David Axelrod, the former top political adviser to President Barack Obama, called for the end of candidate contribution limits as a way to wrest control of elections from the less accountable super PACs and other groups that have proliferated since the Supreme Court's 2010 Citizens United ruling.
This is not the first time that a political operative or former politician has called for unlimited contributions to candidates as a solution to the unlimited spending by independent groups not controlled by the candidates or the parties. In response to a question about super PAC funding, former Minnesota Gov. Tim Pawlenty told ThinkProgress, "The better position is to allow full and free speech in whatever form, but have instant disclosure."
But Republicans like Pawlenty have long questioned or outright opposed campaign finance regulation. Axelrod, as Obama's lead political strategist, helped craft an image for Obama as a campaign reformer -- even if that image has evaporated during his White House tenure.

--- Material supplied ---
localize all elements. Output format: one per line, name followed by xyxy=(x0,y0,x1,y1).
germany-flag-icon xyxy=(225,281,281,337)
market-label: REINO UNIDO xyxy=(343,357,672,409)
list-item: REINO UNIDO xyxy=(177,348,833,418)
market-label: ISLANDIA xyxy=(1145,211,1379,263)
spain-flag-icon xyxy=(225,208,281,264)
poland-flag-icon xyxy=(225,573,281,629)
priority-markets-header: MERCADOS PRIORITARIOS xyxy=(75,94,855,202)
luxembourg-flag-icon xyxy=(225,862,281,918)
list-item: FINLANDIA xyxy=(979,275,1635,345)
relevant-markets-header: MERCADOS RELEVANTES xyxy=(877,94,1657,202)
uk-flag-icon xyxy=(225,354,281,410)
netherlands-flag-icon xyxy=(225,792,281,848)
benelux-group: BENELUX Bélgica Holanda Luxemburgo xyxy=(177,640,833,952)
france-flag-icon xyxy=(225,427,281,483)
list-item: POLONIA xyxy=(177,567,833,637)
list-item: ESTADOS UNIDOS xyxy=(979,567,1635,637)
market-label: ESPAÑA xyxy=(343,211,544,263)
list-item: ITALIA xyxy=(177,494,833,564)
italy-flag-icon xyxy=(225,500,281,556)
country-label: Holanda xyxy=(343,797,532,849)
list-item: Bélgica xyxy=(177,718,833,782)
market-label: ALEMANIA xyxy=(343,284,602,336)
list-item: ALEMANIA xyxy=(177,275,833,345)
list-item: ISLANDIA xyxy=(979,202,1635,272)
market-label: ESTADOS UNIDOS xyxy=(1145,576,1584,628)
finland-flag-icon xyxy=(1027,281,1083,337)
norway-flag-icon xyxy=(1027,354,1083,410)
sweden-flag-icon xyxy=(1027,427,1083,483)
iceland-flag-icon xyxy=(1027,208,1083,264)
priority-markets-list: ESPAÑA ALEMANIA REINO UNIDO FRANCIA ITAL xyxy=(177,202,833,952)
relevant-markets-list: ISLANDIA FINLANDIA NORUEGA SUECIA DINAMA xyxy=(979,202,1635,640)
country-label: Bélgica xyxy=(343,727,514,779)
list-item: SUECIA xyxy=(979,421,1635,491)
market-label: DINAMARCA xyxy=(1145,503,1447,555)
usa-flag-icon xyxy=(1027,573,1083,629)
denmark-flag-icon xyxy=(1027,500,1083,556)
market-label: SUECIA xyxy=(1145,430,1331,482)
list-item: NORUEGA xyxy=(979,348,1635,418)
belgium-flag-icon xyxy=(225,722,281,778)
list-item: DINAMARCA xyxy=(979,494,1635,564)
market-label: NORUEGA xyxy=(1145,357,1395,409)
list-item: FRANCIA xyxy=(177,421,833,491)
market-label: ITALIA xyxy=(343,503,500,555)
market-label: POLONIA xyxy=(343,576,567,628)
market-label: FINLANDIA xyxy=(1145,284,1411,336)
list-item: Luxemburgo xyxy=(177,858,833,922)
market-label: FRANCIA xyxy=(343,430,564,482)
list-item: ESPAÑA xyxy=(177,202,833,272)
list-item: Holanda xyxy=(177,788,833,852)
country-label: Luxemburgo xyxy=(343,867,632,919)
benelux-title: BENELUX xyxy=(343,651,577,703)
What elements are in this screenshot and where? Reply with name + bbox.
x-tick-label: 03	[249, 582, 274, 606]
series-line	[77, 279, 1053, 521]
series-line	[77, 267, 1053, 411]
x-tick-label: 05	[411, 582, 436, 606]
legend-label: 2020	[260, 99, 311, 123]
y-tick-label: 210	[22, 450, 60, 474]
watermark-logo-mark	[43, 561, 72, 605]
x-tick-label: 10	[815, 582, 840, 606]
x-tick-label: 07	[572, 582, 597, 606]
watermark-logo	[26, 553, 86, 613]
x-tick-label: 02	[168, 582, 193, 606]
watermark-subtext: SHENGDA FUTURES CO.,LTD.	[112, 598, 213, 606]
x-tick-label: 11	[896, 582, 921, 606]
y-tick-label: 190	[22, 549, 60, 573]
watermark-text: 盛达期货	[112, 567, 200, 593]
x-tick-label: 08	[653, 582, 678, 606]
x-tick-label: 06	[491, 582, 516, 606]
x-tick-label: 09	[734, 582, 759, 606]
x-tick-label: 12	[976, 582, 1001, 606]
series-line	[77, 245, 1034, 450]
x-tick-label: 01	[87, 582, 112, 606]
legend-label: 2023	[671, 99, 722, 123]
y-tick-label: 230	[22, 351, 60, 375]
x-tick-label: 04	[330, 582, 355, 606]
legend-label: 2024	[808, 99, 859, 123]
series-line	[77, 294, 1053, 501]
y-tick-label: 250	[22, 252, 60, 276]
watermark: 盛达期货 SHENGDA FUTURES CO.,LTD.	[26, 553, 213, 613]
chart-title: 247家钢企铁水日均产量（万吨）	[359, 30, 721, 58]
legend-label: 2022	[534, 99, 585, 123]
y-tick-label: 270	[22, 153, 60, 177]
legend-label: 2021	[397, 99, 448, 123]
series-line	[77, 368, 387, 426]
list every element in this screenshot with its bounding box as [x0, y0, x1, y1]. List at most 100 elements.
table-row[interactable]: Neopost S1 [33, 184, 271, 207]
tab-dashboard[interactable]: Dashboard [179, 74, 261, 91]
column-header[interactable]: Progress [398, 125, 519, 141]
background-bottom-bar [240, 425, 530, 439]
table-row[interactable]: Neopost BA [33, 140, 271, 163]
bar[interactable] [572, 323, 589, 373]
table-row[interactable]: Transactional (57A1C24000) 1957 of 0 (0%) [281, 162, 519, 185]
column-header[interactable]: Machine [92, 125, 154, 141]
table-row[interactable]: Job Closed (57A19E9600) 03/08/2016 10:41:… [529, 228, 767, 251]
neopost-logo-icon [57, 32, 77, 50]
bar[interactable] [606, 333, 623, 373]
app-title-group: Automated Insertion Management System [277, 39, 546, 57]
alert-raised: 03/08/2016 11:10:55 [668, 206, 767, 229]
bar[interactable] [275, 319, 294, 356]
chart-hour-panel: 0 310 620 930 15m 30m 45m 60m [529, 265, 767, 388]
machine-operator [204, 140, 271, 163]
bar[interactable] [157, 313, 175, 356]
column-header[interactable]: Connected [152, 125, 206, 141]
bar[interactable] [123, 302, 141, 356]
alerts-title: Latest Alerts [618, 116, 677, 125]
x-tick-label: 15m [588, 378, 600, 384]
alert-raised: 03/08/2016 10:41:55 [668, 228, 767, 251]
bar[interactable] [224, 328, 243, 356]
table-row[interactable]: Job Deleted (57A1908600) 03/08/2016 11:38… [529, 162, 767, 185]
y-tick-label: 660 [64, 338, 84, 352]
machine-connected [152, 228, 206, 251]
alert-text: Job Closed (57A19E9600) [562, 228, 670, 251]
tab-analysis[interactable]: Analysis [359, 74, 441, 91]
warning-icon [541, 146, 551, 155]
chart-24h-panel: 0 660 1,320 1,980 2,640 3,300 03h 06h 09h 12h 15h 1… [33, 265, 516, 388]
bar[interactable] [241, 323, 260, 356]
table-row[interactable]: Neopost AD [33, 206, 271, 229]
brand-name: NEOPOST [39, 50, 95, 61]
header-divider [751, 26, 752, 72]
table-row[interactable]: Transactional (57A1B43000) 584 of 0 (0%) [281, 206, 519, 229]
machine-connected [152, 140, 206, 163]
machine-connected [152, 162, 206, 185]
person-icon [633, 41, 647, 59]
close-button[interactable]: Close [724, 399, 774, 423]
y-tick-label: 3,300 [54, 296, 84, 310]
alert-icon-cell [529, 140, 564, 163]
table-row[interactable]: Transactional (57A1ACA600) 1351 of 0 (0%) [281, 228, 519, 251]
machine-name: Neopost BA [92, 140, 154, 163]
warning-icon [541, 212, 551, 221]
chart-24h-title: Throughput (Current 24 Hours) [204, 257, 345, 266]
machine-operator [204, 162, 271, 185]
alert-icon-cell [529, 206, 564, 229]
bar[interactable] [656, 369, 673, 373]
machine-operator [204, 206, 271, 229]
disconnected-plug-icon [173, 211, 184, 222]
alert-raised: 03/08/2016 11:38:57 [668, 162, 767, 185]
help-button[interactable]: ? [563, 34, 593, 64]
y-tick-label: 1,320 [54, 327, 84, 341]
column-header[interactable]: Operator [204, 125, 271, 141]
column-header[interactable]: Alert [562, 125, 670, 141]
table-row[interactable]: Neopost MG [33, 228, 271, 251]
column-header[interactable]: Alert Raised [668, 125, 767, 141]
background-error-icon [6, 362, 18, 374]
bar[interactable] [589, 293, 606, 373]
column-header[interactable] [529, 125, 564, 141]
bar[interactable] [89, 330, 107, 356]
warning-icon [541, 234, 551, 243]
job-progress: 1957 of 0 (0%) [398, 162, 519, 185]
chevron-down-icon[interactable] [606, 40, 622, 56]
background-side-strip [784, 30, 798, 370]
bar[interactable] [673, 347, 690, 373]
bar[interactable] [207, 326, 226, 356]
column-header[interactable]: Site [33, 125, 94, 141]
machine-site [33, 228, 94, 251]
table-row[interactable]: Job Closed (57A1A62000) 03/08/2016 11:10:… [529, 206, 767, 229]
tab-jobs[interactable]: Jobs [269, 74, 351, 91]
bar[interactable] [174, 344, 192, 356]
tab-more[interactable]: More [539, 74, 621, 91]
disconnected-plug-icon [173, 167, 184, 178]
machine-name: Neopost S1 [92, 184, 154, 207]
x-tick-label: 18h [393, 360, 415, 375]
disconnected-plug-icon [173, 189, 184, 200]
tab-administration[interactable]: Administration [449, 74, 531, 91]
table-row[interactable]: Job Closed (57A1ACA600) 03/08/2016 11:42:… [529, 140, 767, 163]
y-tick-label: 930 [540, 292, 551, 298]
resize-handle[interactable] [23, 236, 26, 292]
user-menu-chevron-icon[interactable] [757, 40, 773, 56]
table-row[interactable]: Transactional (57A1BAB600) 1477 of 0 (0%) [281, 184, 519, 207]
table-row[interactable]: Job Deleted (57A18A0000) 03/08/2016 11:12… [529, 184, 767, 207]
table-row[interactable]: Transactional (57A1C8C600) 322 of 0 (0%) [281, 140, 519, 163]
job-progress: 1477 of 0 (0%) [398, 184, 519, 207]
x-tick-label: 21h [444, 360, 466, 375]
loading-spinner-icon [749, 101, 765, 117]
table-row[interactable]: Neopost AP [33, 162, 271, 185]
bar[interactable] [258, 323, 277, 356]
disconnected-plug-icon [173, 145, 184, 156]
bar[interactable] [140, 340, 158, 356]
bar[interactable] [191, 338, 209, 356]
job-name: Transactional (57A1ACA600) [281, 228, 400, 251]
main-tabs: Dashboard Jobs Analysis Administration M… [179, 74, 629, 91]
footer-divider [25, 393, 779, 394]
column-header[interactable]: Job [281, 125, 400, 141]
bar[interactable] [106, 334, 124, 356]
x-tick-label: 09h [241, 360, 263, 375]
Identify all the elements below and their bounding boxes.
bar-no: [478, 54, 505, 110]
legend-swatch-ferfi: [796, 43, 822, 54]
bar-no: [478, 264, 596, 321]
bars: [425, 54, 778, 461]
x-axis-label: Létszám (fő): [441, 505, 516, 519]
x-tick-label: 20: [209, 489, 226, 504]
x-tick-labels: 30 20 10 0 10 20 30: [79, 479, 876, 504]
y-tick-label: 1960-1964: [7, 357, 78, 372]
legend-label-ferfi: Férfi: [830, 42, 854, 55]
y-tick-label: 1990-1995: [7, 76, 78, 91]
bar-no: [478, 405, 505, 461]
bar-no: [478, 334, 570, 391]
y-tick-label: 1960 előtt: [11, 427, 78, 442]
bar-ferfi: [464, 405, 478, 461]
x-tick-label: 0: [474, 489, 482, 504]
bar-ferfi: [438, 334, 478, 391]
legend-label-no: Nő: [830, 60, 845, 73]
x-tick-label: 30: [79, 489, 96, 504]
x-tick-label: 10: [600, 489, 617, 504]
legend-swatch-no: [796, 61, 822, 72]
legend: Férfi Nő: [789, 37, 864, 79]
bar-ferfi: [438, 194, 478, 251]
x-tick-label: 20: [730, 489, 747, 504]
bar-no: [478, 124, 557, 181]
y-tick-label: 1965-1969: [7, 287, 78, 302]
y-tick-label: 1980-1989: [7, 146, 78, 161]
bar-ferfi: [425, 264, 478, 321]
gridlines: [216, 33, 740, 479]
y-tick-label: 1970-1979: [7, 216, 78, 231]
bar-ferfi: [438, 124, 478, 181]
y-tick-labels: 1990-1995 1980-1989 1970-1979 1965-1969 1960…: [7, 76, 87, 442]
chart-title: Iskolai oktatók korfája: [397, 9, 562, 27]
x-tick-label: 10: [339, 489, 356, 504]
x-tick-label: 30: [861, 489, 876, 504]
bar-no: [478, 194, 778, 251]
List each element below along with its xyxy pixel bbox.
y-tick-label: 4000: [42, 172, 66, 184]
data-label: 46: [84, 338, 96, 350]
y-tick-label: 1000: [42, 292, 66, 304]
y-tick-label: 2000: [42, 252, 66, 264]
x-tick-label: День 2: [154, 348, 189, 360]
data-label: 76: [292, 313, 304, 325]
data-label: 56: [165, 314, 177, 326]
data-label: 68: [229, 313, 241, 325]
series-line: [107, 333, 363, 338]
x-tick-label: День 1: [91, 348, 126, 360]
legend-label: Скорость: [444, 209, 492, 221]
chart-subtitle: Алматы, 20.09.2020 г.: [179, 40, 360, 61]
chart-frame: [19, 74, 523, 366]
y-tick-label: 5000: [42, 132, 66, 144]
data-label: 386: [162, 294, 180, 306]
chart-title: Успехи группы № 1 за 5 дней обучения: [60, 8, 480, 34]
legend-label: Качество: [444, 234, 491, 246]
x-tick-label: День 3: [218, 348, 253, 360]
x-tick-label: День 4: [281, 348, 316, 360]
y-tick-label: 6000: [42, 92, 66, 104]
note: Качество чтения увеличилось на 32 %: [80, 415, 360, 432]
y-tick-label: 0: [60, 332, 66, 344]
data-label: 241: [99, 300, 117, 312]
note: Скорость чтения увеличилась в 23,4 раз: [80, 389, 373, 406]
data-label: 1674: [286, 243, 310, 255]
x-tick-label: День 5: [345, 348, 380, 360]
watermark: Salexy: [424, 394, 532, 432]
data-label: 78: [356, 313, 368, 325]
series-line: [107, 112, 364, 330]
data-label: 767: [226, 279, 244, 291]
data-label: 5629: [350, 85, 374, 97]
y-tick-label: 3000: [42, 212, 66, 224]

--- Assignment A ---
Summarize the passage about David Axelrod's call to end candidate contribution limits in two sentences.
--- Assignment B ---
Answer these questions using the passage about David Axelrod's call to end candidate contribution limits:
(i) In what year did the Supreme Court issue its Citizens United ruling?
(ii) Which outlet did Tim Pawlenty speak to about super PAC funding?
(iii) What did Pawlenty say should accompany "full and free speech in whatever form"?
--- Assignment C ---
Continue the passage about David Axelrod's call to end candidate contribution limits from its final sentence.
The entries are taken from a different source than the text.

--- Exercise answer A ---
David Axelrod, formerly President Barack Obama's top political adviser, called for ending candidate contribution limits to take control of elections back from super PACs and other groups that have multiplied since the Supreme Court's 2010 Citizens United ruling. Former Minnesota Gov. Tim Pawlenty has made a similar call, but Republicans like him have long questioned or opposed campaign finance regulation, while Axelrod helped give Obama the image of a campaign reformer.

--- Exercise answer B ---
(i) 2010
(ii) ThinkProgress
(iii) Instant disclosure

--- Exercise answer C ---
As a senator in 2007, Obama called for public financing of elections, stating, "[I]f we're serious about change, we need to have a real discussion about public financing for congressional elections. Because even if we can stop lobbyists from buying us lunch or taking us out on junkets, they'll still be able to attend our fundraisers -- and that's access the average American doesn't have."
Nick Nyhart, the CEO of Public Campaign, a watchdog group promoting public financing of elections, told HuffPost, "Axelrod's seemingly new belief that we should get rid of contribution limits altogether will make the political system he and President Obama have so long railed against even worse. The answer should be empowering small donors, a theme that has been the position of the past two presidential campaigns he has worked on."